§ **Task details**
Below are the records; pull every line that includes "scores".

Stored dataset items
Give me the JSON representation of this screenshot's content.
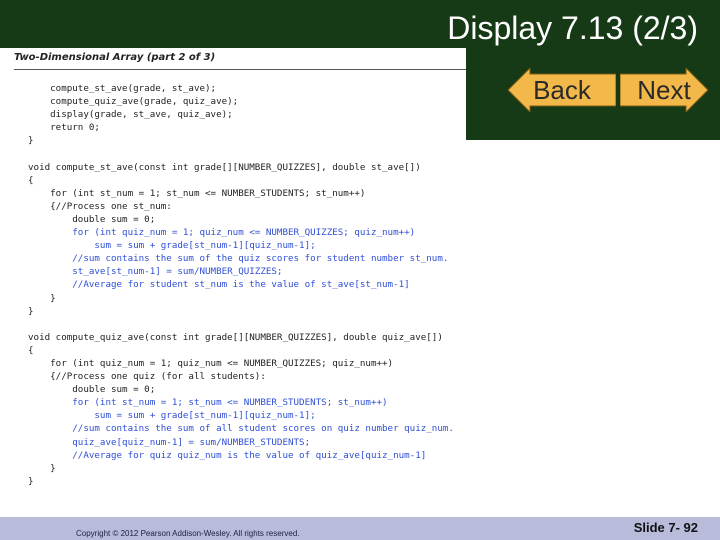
{
  "slide": {
    "title": "Display 7.13 (2/3)",
    "nav": {
      "back_label": "Back",
      "next_label": "Next"
    },
    "footer": {
      "copyright": "Copyright © 2012 Pearson Addison-Wesley.  All rights reserved.",
      "slide_number": "Slide 7- 92"
    },
    "colors": {
      "header": "#163a16",
      "footer": "#b8bcda",
      "button": "#f2b84a",
      "code_highlight": "#2f4fd6"
    }
  },
  "display": {
    "heading": "Two-Dimensional Array (part 2 of 3)",
    "code_lines": [
      {
        "text": "    compute_st_ave(grade, st_ave);",
        "hl": false
      },
      {
        "text": "    compute_quiz_ave(grade, quiz_ave);",
        "hl": false
      },
      {
        "text": "    display(grade, st_ave, quiz_ave);",
        "hl": false
      },
      {
        "text": "    return 0;",
        "hl": false
      },
      {
        "text": "}",
        "hl": false
      },
      {
        "text": "",
        "hl": false
      },
      {
        "text": "void compute_st_ave(const int grade[][NUMBER_QUIZZES], double st_ave[])",
        "hl": false
      },
      {
        "text": "{",
        "hl": false
      },
      {
        "text": "    for (int st_num = 1; st_num <= NUMBER_STUDENTS; st_num++)",
        "hl": false
      },
      {
        "text": "    {//Process one st_num:",
        "hl": false
      },
      {
        "text": "        double sum = 0;",
        "hl": false
      },
      {
        "text": "        for (int quiz_num = 1; quiz_num <= NUMBER_QUIZZES; quiz_num++)",
        "hl": true
      },
      {
        "text": "            sum = sum + grade[st_num-1][quiz_num-1];",
        "hl": true
      },
      {
        "text": "        //sum contains the sum of the quiz scores for student number st_num.",
        "hl": true
      },
      {
        "text": "        st_ave[st_num-1] = sum/NUMBER_QUIZZES;",
        "hl": true
      },
      {
        "text": "        //Average for student st_num is the value of st_ave[st_num-1]",
        "hl": true
      },
      {
        "text": "    }",
        "hl": false
      },
      {
        "text": "}",
        "hl": false
      },
      {
        "text": "",
        "hl": false
      },
      {
        "text": "void compute_quiz_ave(const int grade[][NUMBER_QUIZZES], double quiz_ave[])",
        "hl": false
      },
      {
        "text": "{",
        "hl": false
      },
      {
        "text": "    for (int quiz_num = 1; quiz_num <= NUMBER_QUIZZES; quiz_num++)",
        "hl": false
      },
      {
        "text": "    {//Process one quiz (for all students):",
        "hl": false
      },
      {
        "text": "        double sum = 0;",
        "hl": false
      },
      {
        "text": "        for (int st_num = 1; st_num <= NUMBER_STUDENTS; st_num++)",
        "hl": true
      },
      {
        "text": "            sum = sum + grade[st_num-1][quiz_num-1];",
        "hl": true
      },
      {
        "text": "        //sum contains the sum of all student scores on quiz number quiz_num.",
        "hl": true
      },
      {
        "text": "        quiz_ave[quiz_num-1] = sum/NUMBER_STUDENTS;",
        "hl": true
      },
      {
        "text": "        //Average for quiz quiz_num is the value of quiz_ave[quiz_num-1]",
        "hl": true
      },
      {
        "text": "    }",
        "hl": false
      },
      {
        "text": "}",
        "hl": false
      }
    ]
  }
}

§ **Result of this task**
        "text": "        //sum contains the sum of the quiz scores for student number st_num.",
        "text": "        //sum contains the sum of all student scores on quiz number quiz_num.",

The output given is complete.